### PROBLEM STATEMENT
Repeat the lines below exactly as they appear, but leave out the images.

### SUPPLIED INFORMATION

START

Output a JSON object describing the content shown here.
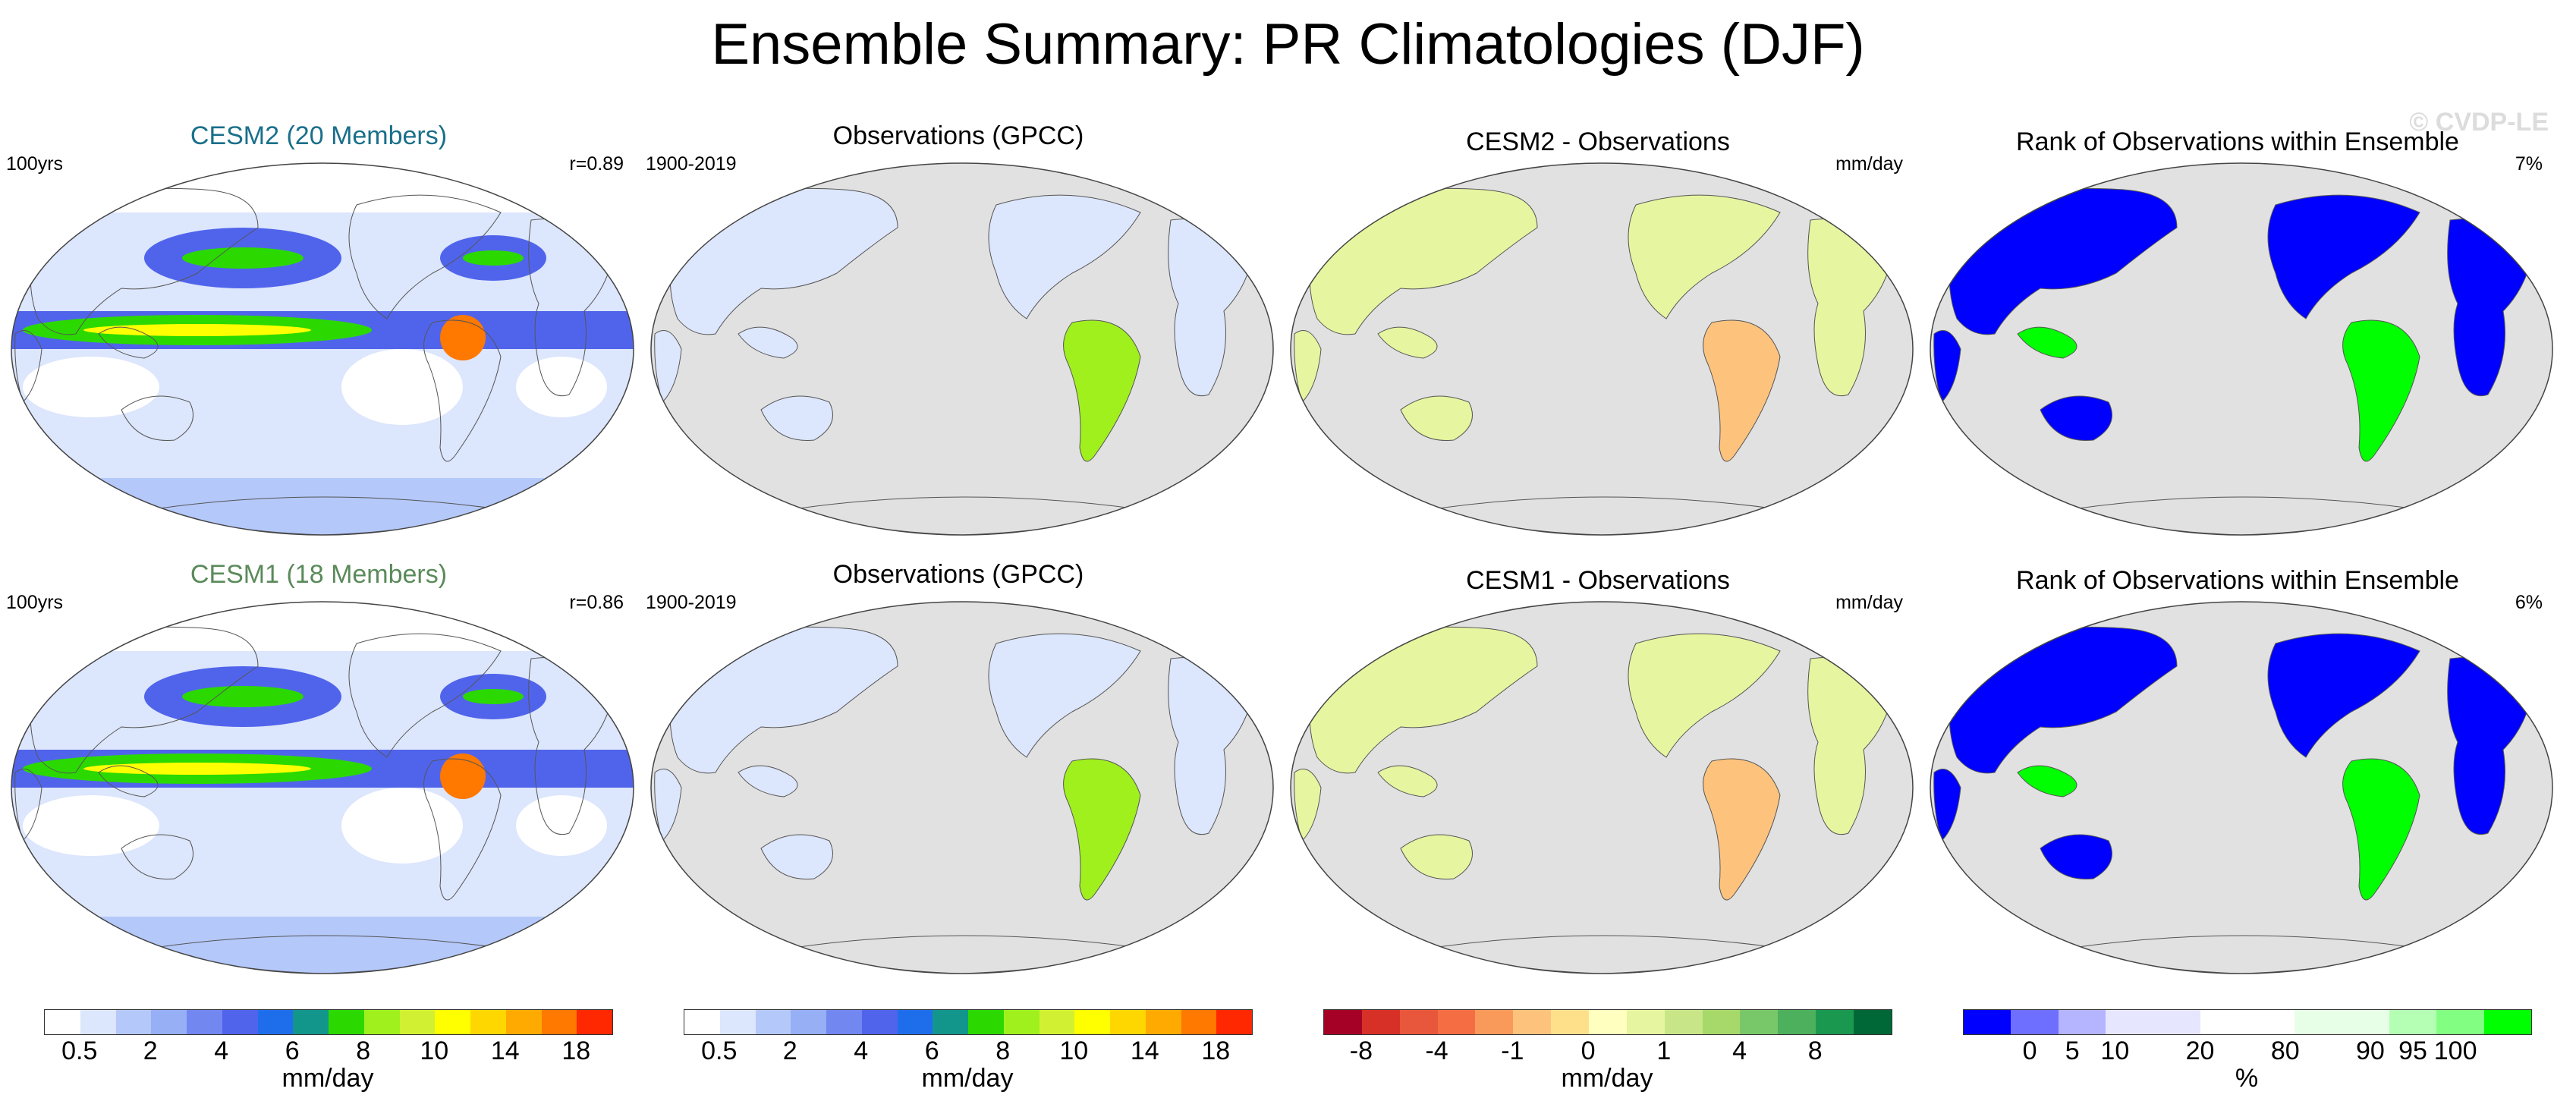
{
  "figure": {
    "title": "Ensemble Summary: PR Climatologies (DJF)",
    "watermark": "© CVDP-LE"
  },
  "rows": [
    {
      "panels": [
        {
          "title": "CESM2 (20 Members)",
          "title_color": "#1a6f8a",
          "left": "100yrs",
          "right": "r=0.89",
          "kind": "model"
        },
        {
          "title": "Observations (GPCC)",
          "title_color": "#000000",
          "left": "1900-2019",
          "right": "",
          "kind": "obs"
        },
        {
          "title": "CESM2 - Observations",
          "title_color": "#000000",
          "left": "",
          "right": "mm/day",
          "kind": "diff"
        },
        {
          "title": "Rank of Observations within Ensemble",
          "title_color": "#000000",
          "left": "",
          "right": "7%",
          "kind": "rank"
        }
      ]
    },
    {
      "panels": [
        {
          "title": "CESM1 (18 Members)",
          "title_color": "#5a8a5a",
          "left": "100yrs",
          "right": "r=0.86",
          "kind": "model"
        },
        {
          "title": "Observations (GPCC)",
          "title_color": "#000000",
          "left": "1900-2019",
          "right": "",
          "kind": "obs"
        },
        {
          "title": "CESM1 - Observations",
          "title_color": "#000000",
          "left": "",
          "right": "mm/day",
          "kind": "diff"
        },
        {
          "title": "Rank of Observations within Ensemble",
          "title_color": "#000000",
          "left": "",
          "right": "6%",
          "kind": "rank"
        }
      ]
    }
  ],
  "colorbars": [
    {
      "name": "precip-model",
      "colors": [
        "#ffffff",
        "#dce6fc",
        "#b4c8fa",
        "#96aff5",
        "#7387f0",
        "#5064eb",
        "#1e6eeb",
        "#12968c",
        "#2bd900",
        "#a0f01e",
        "#d2f032",
        "#ffff00",
        "#ffd700",
        "#ffaa00",
        "#ff7800",
        "#ff2800"
      ],
      "ticks": [
        "0.5",
        "2",
        "4",
        "6",
        "8",
        "10",
        "14",
        "18"
      ],
      "unit": "mm/day"
    },
    {
      "name": "precip-obs",
      "colors": [
        "#ffffff",
        "#dce6fc",
        "#b4c8fa",
        "#96aff5",
        "#7387f0",
        "#5064eb",
        "#1e6eeb",
        "#12968c",
        "#2bd900",
        "#a0f01e",
        "#d2f032",
        "#ffff00",
        "#ffd700",
        "#ffaa00",
        "#ff7800",
        "#ff2800"
      ],
      "ticks": [
        "0.5",
        "2",
        "4",
        "6",
        "8",
        "10",
        "14",
        "18"
      ],
      "unit": "mm/day"
    },
    {
      "name": "difference",
      "colors": [
        "#a50026",
        "#d73027",
        "#e8573c",
        "#f46d43",
        "#fa9a5a",
        "#fdc37d",
        "#fee08b",
        "#ffffbf",
        "#e6f5a0",
        "#c8e687",
        "#a6d96a",
        "#78c869",
        "#4cb05c",
        "#1a9850",
        "#006837"
      ],
      "ticks": [
        "-8",
        "-4",
        "-1",
        "0",
        "1",
        "4",
        "8"
      ],
      "unit": "mm/day"
    },
    {
      "name": "rank",
      "colors": [
        "#0000ff",
        "#6e6eff",
        "#b4b4ff",
        "#e6e6ff",
        "#e6e6ff",
        "#ffffff",
        "#ffffff",
        "#e6ffe6",
        "#e6ffe6",
        "#b4ffb4",
        "#82ff82",
        "#00ff00"
      ],
      "ticks": [
        "0",
        "5",
        "10",
        "20",
        "80",
        "90",
        "95",
        "100"
      ],
      "unit": "%"
    }
  ],
  "chart_data": [
    {
      "type": "heatmap",
      "title": "CESM2 (20 Members)",
      "subtitle_left": "100yrs",
      "subtitle_right": "r=0.89",
      "units": "mm/day",
      "levels": [
        0.5,
        2,
        4,
        6,
        8,
        10,
        14,
        18
      ]
    },
    {
      "type": "heatmap",
      "title": "Observations (GPCC)",
      "subtitle_left": "1900-2019",
      "units": "mm/day",
      "levels": [
        0.5,
        2,
        4,
        6,
        8,
        10,
        14,
        18
      ]
    },
    {
      "type": "heatmap",
      "title": "CESM2 - Observations",
      "units": "mm/day",
      "levels": [
        -8,
        -4,
        -1,
        0,
        1,
        4,
        8
      ]
    },
    {
      "type": "heatmap",
      "title": "Rank of Observations within Ensemble",
      "subtitle_right": "7%",
      "units": "%",
      "levels": [
        0,
        5,
        10,
        20,
        80,
        90,
        95,
        100
      ]
    },
    {
      "type": "heatmap",
      "title": "CESM1 (18 Members)",
      "subtitle_left": "100yrs",
      "subtitle_right": "r=0.86",
      "units": "mm/day",
      "levels": [
        0.5,
        2,
        4,
        6,
        8,
        10,
        14,
        18
      ]
    },
    {
      "type": "heatmap",
      "title": "Observations (GPCC)",
      "subtitle_left": "1900-2019",
      "units": "mm/day",
      "levels": [
        0.5,
        2,
        4,
        6,
        8,
        10,
        14,
        18
      ]
    },
    {
      "type": "heatmap",
      "title": "CESM1 - Observations",
      "units": "mm/day",
      "levels": [
        -8,
        -4,
        -1,
        0,
        1,
        4,
        8
      ]
    },
    {
      "type": "heatmap",
      "title": "Rank of Observations within Ensemble",
      "subtitle_right": "6%",
      "units": "%",
      "levels": [
        0,
        5,
        10,
        20,
        80,
        90,
        95,
        100
      ]
    }
  ]
}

END

### WRITTEN ANSWER
Output a JSON object describing the content shown here.
{
  "figure": {
    "title": "Ensemble Summary: PR Climatologies (DJF)",
    "watermark": "© CVDP-LE"
  },
  "rows": [
    {
      "panels": [
        {
          "title": "CESM2 (20 Members)",
          "title_color": "#1a6f8a",
          "left": "100yrs",
          "right": "r=0.89",
          "kind": "model"
        },
        {
          "title": "Observations (GPCC)",
          "title_color": "#000000",
          "left": "1900-2019",
          "right": "",
          "kind": "obs"
        },
        {
          "title": "CESM2 - Observations",
          "title_color": "#000000",
          "left": "",
          "right": "mm/day",
          "kind": "diff"
        },
        {
          "title": "Rank of Observations within Ensemble",
          "title_color": "#000000",
          "left": "",
          "right": "7%",
          "kind": "rank"
        }
      ]
    },
    {
      "panels": [
        {
          "title": "CESM1 (18 Members)",
          "title_color": "#5a8a5a",
          "left": "100yrs",
          "right": "r=0.86",
          "kind": "model"
        },
        {
          "title": "Observations (GPCC)",
          "title_color": "#000000",
          "left": "1900-2019",
          "right": "",
          "kind": "obs"
        },
        {
          "title": "CESM1 - Observations",
          "title_color": "#000000",
          "left": "",
          "right": "mm/day",
          "kind": "diff"
        },
        {
          "title": "Rank of Observations within Ensemble",
          "title_color": "#000000",
          "left": "",
          "right": "6%",
          "kind": "rank"
        }
      ]
    }
  ],
  "colorbars": [
    {
      "name": "precip-model",
      "colors": [
        "#ffffff",
        "#dce6fc",
        "#b4c8fa",
        "#96aff5",
        "#7387f0",
        "#5064eb",
        "#1e6eeb",
        "#12968c",
        "#2bd900",
        "#a0f01e",
        "#d2f032",
        "#ffff00",
        "#ffd700",
        "#ffaa00",
        "#ff7800",
        "#ff2800"
      ],
      "ticks": [
        "0.5",
        "2",
        "4",
        "6",
        "8",
        "10",
        "14",
        "18"
      ],
      "unit": "mm/day"
    },
    {
      "name": "precip-obs",
      "colors": [
        "#ffffff",
        "#dce6fc",
        "#b4c8fa",
        "#96aff5",
        "#7387f0",
        "#5064eb",
        "#1e6eeb",
        "#12968c",
        "#2bd900",
        "#a0f01e",
        "#d2f032",
        "#ffff00",
        "#ffd700",
        "#ffaa00",
        "#ff7800",
        "#ff2800"
      ],
      "ticks": [
        "0.5",
        "2",
        "4",
        "6",
        "8",
        "10",
        "14",
        "18"
      ],
      "unit": "mm/day"
    },
    {
      "name": "difference",
      "colors": [
        "#a50026",
        "#d73027",
        "#e8573c",
        "#f46d43",
        "#fa9a5a",
        "#fdc37d",
        "#fee08b",
        "#ffffbf",
        "#e6f5a0",
        "#c8e687",
        "#a6d96a",
        "#78c869",
        "#4cb05c",
        "#1a9850",
        "#006837"
      ],
      "ticks": [
        "-8",
        "-4",
        "-1",
        "0",
        "1",
        "4",
        "8"
      ],
      "unit": "mm/day"
    },
    {
      "name": "rank",
      "colors": [
        "#0000ff",
        "#6e6eff",
        "#b4b4ff",
        "#e6e6ff",
        "#e6e6ff",
        "#ffffff",
        "#ffffff",
        "#e6ffe6",
        "#e6ffe6",
        "#b4ffb4",
        "#82ff82",
        "#00ff00"
      ],
      "ticks": [
        "0",
        "5",
        "10",
        "20",
        "80",
        "90",
        "95",
        "100"
      ],
      "unit": "%"
    }
  ],
  "chart_data": [
    {
      "type": "heatmap",
      "title": "CESM2 (20 Members)",
      "subtitle_left": "100yrs",
      "subtitle_right": "r=0.89",
      "units": "mm/day",
      "levels": [
        0.5,
        2,
        4,
        6,
        8,
        10,
        14,
        18
      ]
    },
    {
      "type": "heatmap",
      "title": "Observations (GPCC)",
      "subtitle_left": "1900-2019",
      "units": "mm/day",
      "levels": [
        0.5,
        2,
        4,
        6,
        8,
        10,
        14,
        18
      ]
    },
    {
      "type": "heatmap",
      "title": "CESM2 - Observations",
      "units": "mm/day",
      "levels": [
        -8,
        -4,
        -1,
        0,
        1,
        4,
        8
      ]
    },
    {
      "type": "heatmap",
      "title": "Rank of Observations within Ensemble",
      "subtitle_right": "7%",
      "units": "%",
      "levels": [
        0,
        5,
        10,
        20,
        80,
        90,
        95,
        100
      ]
    },
    {
      "type": "heatmap",
      "title": "CESM1 (18 Members)",
      "subtitle_left": "100yrs",
      "subtitle_right": "r=0.86",
      "units": "mm/day",
      "levels": [
        0.5,
        2,
        4,
        6,
        8,
        10,
        14,
        18
      ]
    },
    {
      "type": "heatmap",
      "title": "Observations (GPCC)",
      "subtitle_left": "1900-2019",
      "units": "mm/day",
      "levels": [
        0.5,
        2,
        4,
        6,
        8,
        10,
        14,
        18
      ]
    },
    {
      "type": "heatmap",
      "title": "CESM1 - Observations",
      "units": "mm/day",
      "levels": [
        -8,
        -4,
        -1,
        0,
        1,
        4,
        8
      ]
    },
    {
      "type": "heatmap",
      "title": "Rank of Observations within Ensemble",
      "subtitle_right": "6%",
      "units": "%",
      "levels": [
        0,
        5,
        10,
        20,
        80,
        90,
        95,
        100
      ]
    }
  ]
}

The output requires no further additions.